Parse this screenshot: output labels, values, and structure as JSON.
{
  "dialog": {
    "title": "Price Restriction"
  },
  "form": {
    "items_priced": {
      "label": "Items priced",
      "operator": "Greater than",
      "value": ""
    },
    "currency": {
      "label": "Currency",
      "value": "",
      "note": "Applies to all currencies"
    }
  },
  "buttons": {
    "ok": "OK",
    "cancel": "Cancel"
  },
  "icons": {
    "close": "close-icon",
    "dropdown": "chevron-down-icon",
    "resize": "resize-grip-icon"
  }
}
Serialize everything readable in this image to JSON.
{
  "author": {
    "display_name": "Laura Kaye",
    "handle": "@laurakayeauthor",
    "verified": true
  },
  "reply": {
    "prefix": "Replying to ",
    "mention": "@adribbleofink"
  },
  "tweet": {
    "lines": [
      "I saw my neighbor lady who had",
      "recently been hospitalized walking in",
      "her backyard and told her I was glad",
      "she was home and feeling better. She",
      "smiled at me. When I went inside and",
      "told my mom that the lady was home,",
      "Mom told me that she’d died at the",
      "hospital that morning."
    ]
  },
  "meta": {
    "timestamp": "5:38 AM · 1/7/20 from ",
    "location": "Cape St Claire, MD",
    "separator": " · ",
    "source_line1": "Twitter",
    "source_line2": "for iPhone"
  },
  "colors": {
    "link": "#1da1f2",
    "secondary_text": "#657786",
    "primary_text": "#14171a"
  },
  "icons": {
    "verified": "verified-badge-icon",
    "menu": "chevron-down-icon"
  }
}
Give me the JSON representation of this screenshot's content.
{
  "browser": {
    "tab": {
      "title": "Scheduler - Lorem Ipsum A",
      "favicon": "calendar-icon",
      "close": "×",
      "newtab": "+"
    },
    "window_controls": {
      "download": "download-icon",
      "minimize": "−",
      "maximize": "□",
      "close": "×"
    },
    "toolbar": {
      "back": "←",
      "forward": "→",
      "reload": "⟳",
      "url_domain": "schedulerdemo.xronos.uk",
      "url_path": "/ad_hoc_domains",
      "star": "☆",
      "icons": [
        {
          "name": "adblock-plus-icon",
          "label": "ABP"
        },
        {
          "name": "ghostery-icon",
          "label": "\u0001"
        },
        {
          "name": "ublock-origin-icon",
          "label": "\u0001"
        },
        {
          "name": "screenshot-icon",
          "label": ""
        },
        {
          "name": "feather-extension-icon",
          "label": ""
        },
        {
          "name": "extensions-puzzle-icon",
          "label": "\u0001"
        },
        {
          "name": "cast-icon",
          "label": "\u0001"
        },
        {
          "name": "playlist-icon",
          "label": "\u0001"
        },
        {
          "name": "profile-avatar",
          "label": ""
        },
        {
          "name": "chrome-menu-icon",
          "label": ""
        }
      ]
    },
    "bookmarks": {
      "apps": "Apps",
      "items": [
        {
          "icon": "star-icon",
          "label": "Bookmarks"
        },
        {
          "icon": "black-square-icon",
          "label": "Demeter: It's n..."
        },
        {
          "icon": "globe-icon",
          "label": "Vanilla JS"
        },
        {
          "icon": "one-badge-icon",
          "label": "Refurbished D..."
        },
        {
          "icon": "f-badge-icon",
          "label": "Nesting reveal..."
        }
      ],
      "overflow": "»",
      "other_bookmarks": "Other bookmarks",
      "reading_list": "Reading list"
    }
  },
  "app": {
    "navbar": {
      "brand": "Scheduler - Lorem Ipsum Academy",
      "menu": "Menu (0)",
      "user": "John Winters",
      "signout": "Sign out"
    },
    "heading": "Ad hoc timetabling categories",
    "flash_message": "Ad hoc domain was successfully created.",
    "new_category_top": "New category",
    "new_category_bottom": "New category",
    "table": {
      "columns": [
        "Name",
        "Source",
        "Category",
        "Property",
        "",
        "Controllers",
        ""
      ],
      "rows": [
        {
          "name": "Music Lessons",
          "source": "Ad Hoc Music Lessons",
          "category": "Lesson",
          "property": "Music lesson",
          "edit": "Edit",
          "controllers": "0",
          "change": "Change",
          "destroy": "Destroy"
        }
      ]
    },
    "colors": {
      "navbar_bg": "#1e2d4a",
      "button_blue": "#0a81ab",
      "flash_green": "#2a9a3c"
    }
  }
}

========

Write out the entries above once more, without altering anything.

Parse this screenshot: output labels, values, and structure as JSON.
{
  "dialog": {
    "title": "Price Restriction"
  },
  "form": {
    "items_priced": {
      "label": "Items priced",
      "operator": "Greater than",
      "value": ""
    },
    "currency": {
      "label": "Currency",
      "value": "",
      "note": "Applies to all currencies"
    }
  },
  "buttons": {
    "ok": "OK",
    "cancel": "Cancel"
  },
  "icons": {
    "close": "close-icon",
    "dropdown": "chevron-down-icon",
    "resize": "resize-grip-icon"
  }
}
Serialize everything readable in this image to JSON.
{
  "author": {
    "display_name": "Laura Kaye",
    "handle": "@laurakayeauthor",
    "verified": true
  },
  "reply": {
    "prefix": "Replying to ",
    "mention": "@adribbleofink"
  },
  "tweet": {
    "lines": [
      "I saw my neighbor lady who had",
      "recently been hospitalized walking in",
      "her backyard and told her I was glad",
      "she was home and feeling better. She",
      "smiled at me. When I went inside and",
      "told my mom that the lady was home,",
      "Mom told me that she’d died at the",
      "hospital that morning."
    ]
  },
  "meta": {
    "timestamp": "5:38 AM · 1/7/20 from ",
    "location": "Cape St Claire, MD",
    "separator": " · ",
    "source_line1": "Twitter",
    "source_line2": "for iPhone"
  },
  "colors": {
    "link": "#1da1f2",
    "secondary_text": "#657786",
    "primary_text": "#14171a"
  },
  "icons": {
    "verified": "verified-badge-icon",
    "menu": "chevron-down-icon"
  }
}
Give me the JSON representation of this screenshot's content.
{
  "browser": {
    "tab": {
      "title": "Scheduler - Lorem Ipsum A",
      "favicon": "calendar-icon",
      "close": "×",
      "newtab": "+"
    },
    "window_controls": {
      "download": "download-icon",
      "minimize": "−",
      "maximize": "□",
      "close": "×"
    },
    "toolbar": {
      "back": "←",
      "forward": "→",
      "reload": "⟳",
      "url_domain": "schedulerdemo.xronos.uk",
      "url_path": "/ad_hoc_domains",
      "star": "☆",
      "icons": [
        {
          "name": "adblock-plus-icon",
          "label": "ABP"
        },
        {
          "name": "ghostery-icon",
          "label": "\u0001"
        },
        {
          "name": "ublock-origin-icon",
          "label": "\u0001"
        },
        {
          "name": "screenshot-icon",
          "label": ""
        },
        {
          "name": "feather-extension-icon",
          "label": ""
        },
        {
          "name": "extensions-puzzle-icon",
          "label": "\u0001"
        },
        {
          "name": "cast-icon",
          "label": "\u0001"
        },
        {
          "name": "playlist-icon",
          "label": "\u0001"
        },
        {
          "name": "profile-avatar",
          "label": ""
        },
        {
          "name": "chrome-menu-icon",
          "label": ""
        }
      ]
    },
    "bookmarks": {
      "apps": "Apps",
      "items": [
        {
          "icon": "star-icon",
          "label": "Bookmarks"
        },
        {
          "icon": "black-square-icon",
          "label": "Demeter: It's n..."
        },
        {
          "icon": "globe-icon",
          "label": "Vanilla JS"
        },
        {
          "icon": "one-badge-icon",
          "label": "Refurbished D..."
        },
        {
          "icon": "f-badge-icon",
          "label": "Nesting reveal..."
        }
      ],
      "overflow": "»",
      "other_bookmarks": "Other bookmarks",
      "reading_list": "Reading list"
    }
  },
  "app": {
    "navbar": {
      "brand": "Scheduler - Lorem Ipsum Academy",
      "menu": "Menu (0)",
      "user": "John Winters",
      "signout": "Sign out"
    },
    "heading": "Ad hoc timetabling categories",
    "flash_message": "Ad hoc domain was successfully created.",
    "new_category_top": "New category",
    "new_category_bottom": "New category",
    "table": {
      "columns": [
        "Name",
        "Source",
        "Category",
        "Property",
        "",
        "Controllers",
        ""
      ],
      "rows": [
        {
          "name": "Music Lessons",
          "source": "Ad Hoc Music Lessons",
          "category": "Lesson",
          "property": "Music lesson",
          "edit": "Edit",
          "controllers": "0",
          "change": "Change",
          "destroy": "Destroy"
        }
      ]
    },
    "colors": {
      "navbar_bg": "#1e2d4a",
      "button_blue": "#0a81ab",
      "flash_green": "#2a9a3c"
    }
  }
}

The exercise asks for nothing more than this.